Potret Buruknya Infrastruktur, Sembuh yang Terhalang Jalan Rusak di Jambi

Potret Buruknya Infrastruktur, Sembuh yang Terhalang Jalan Rusak di Jambi

JAMBI, KOMPAS.com – Di tengah rintik hujan, sebuah mobil pikap berjuang melintasi jalanan berbukit yang curam dan penuh lubang.

Bustari, seorang warga Desa Lubuk Birah, Kecamatan Muara Siau, Kabupaten Merangin, Jambi, melompat keluar dari kendaraan ketika suara mesin yang menderu tiba-tiba lenyap.

Bersama lelaki lain, ia mendorong mobil yang terjebak, berhasil mendaki bukit setelah satu jam berupaya.

Namun, dunianya menjadi gelap saat ia menyadari bahwa ibunya meninggal.

_ _ _

TUGAS LATIHAN: Menurut bacaan tentang jalan rusak di Jambi, apa yang membuat Bustari melompat keluar dari mobil pikap? Jelaskan juga apa yang kemudian ia lakukan bersama lelaki lain.

BARIS DATA:

_ _ _

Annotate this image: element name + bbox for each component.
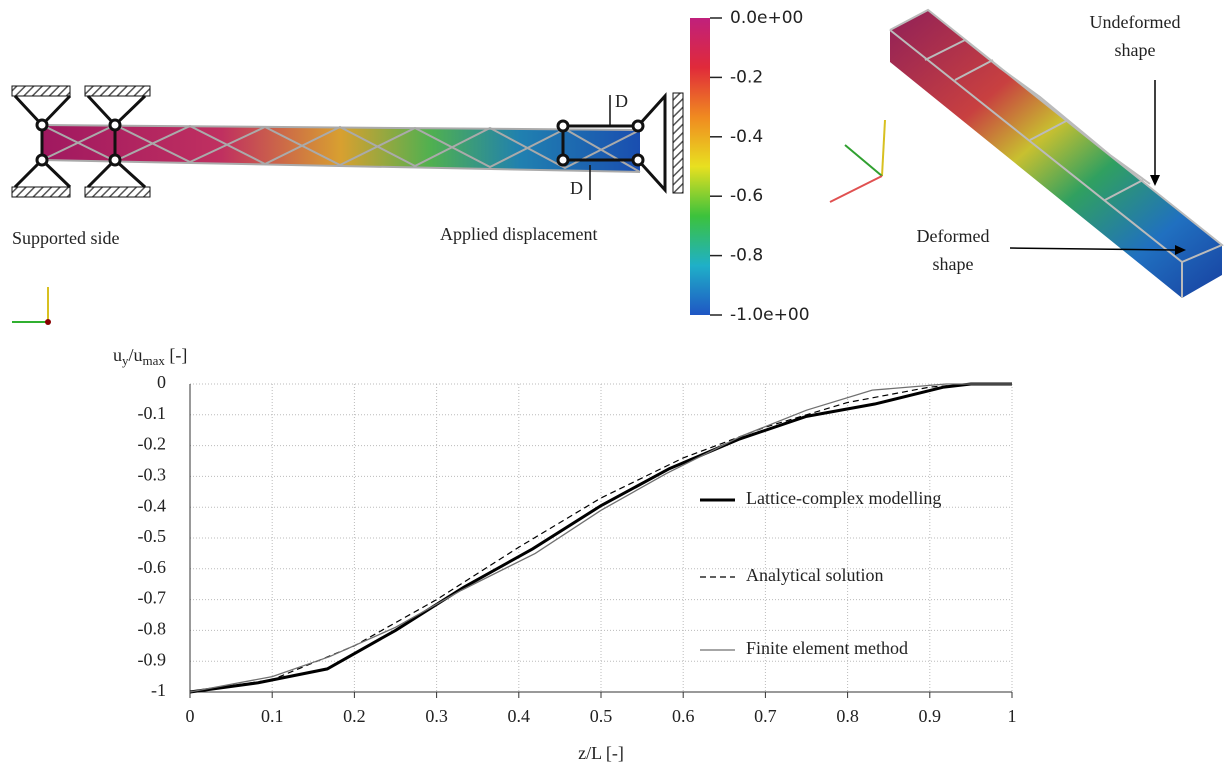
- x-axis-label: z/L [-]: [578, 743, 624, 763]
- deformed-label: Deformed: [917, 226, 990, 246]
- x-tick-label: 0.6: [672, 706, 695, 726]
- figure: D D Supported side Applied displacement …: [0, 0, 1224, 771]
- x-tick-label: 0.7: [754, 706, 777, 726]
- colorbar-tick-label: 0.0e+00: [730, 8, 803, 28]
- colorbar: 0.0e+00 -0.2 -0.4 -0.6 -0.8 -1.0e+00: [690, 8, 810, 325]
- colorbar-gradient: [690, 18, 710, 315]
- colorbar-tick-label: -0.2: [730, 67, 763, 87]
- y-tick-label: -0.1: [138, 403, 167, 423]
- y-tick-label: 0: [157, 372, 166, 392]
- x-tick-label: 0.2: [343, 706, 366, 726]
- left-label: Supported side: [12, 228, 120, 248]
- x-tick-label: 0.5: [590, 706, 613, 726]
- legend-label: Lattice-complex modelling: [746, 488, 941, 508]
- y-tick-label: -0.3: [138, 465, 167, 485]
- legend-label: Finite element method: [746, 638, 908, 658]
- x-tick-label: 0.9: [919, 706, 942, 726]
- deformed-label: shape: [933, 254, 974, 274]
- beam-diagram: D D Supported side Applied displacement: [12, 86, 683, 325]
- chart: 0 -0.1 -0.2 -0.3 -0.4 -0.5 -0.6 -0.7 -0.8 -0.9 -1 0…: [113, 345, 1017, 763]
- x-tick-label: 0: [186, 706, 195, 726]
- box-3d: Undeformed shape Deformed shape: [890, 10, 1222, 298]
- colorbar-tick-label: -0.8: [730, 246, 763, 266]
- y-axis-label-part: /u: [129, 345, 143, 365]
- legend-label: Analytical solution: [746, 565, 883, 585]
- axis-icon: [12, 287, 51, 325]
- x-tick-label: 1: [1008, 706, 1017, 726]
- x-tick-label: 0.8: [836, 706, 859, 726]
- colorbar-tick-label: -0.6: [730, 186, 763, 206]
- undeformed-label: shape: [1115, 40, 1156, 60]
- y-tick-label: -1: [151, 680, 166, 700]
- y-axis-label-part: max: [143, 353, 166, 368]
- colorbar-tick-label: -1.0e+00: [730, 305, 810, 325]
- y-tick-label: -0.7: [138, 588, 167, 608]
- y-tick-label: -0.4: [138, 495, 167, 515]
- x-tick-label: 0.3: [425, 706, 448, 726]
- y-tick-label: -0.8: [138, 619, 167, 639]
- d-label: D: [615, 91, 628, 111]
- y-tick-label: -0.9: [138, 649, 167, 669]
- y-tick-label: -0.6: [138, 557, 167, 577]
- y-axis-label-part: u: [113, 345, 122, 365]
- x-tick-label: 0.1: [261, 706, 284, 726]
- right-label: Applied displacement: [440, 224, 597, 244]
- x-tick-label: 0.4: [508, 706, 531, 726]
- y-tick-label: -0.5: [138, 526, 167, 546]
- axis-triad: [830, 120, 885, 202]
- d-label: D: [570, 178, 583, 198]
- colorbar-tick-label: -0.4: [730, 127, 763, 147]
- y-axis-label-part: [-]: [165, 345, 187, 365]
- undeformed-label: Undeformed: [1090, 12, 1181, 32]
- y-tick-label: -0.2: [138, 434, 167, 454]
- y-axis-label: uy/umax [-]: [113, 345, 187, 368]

_ _ _

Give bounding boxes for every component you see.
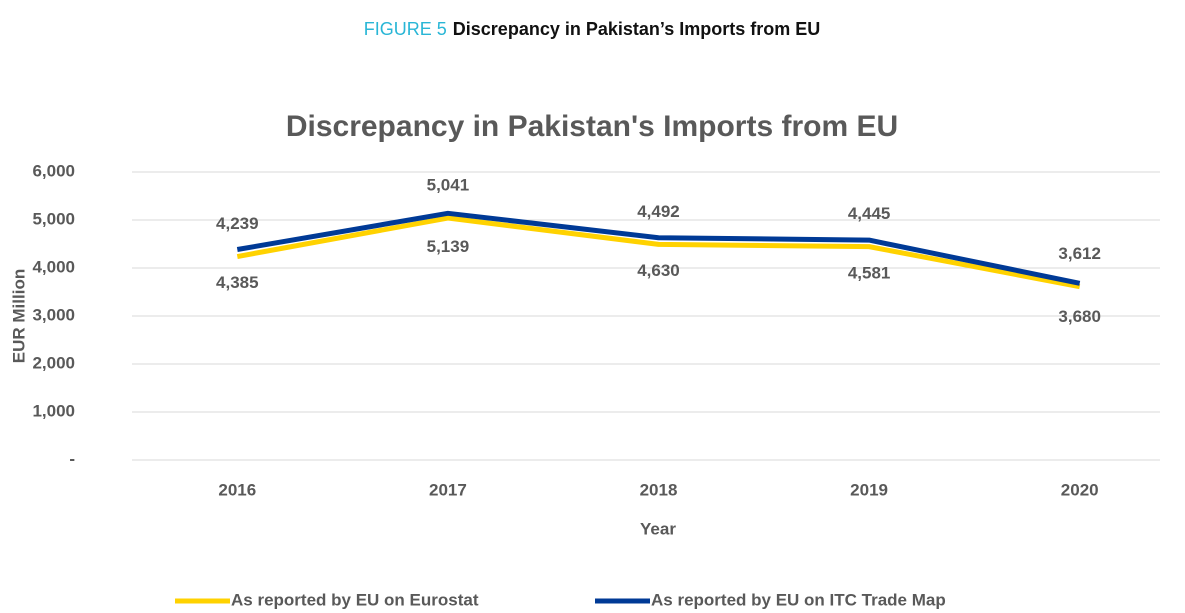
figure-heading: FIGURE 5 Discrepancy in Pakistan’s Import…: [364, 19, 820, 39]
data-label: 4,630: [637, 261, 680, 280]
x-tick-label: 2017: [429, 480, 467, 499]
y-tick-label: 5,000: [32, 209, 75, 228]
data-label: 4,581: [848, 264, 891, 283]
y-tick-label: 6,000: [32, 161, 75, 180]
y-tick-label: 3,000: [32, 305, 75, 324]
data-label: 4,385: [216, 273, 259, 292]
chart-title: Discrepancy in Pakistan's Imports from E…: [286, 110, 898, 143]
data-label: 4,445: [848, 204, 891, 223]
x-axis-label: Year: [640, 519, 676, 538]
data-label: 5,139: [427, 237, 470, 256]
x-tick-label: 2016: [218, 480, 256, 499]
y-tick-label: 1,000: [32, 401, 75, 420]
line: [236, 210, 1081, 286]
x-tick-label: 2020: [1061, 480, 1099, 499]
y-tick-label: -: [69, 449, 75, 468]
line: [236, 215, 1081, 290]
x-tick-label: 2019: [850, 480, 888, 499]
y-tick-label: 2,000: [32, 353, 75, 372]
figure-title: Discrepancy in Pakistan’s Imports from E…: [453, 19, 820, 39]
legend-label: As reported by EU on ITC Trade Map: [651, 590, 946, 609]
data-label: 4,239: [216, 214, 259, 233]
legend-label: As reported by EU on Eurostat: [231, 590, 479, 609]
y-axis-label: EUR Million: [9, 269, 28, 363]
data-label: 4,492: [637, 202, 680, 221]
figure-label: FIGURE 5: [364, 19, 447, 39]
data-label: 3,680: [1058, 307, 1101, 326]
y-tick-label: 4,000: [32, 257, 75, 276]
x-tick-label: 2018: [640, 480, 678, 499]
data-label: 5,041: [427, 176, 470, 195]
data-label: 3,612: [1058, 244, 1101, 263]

_ _ _

PEMBAHASAN SOAL: Bustari melompat keluar karena suara mesin mobil pikap yang menderu tiba-tiba lenyap ketika kendaraan itu melintasi jalan berbukit yang curam dan penuh lubang. Bersama lelaki lain, ia lalu mendorong mobil yang terjebak itu hingga berhasil mendaki bukit setelah berupaya selama satu jam.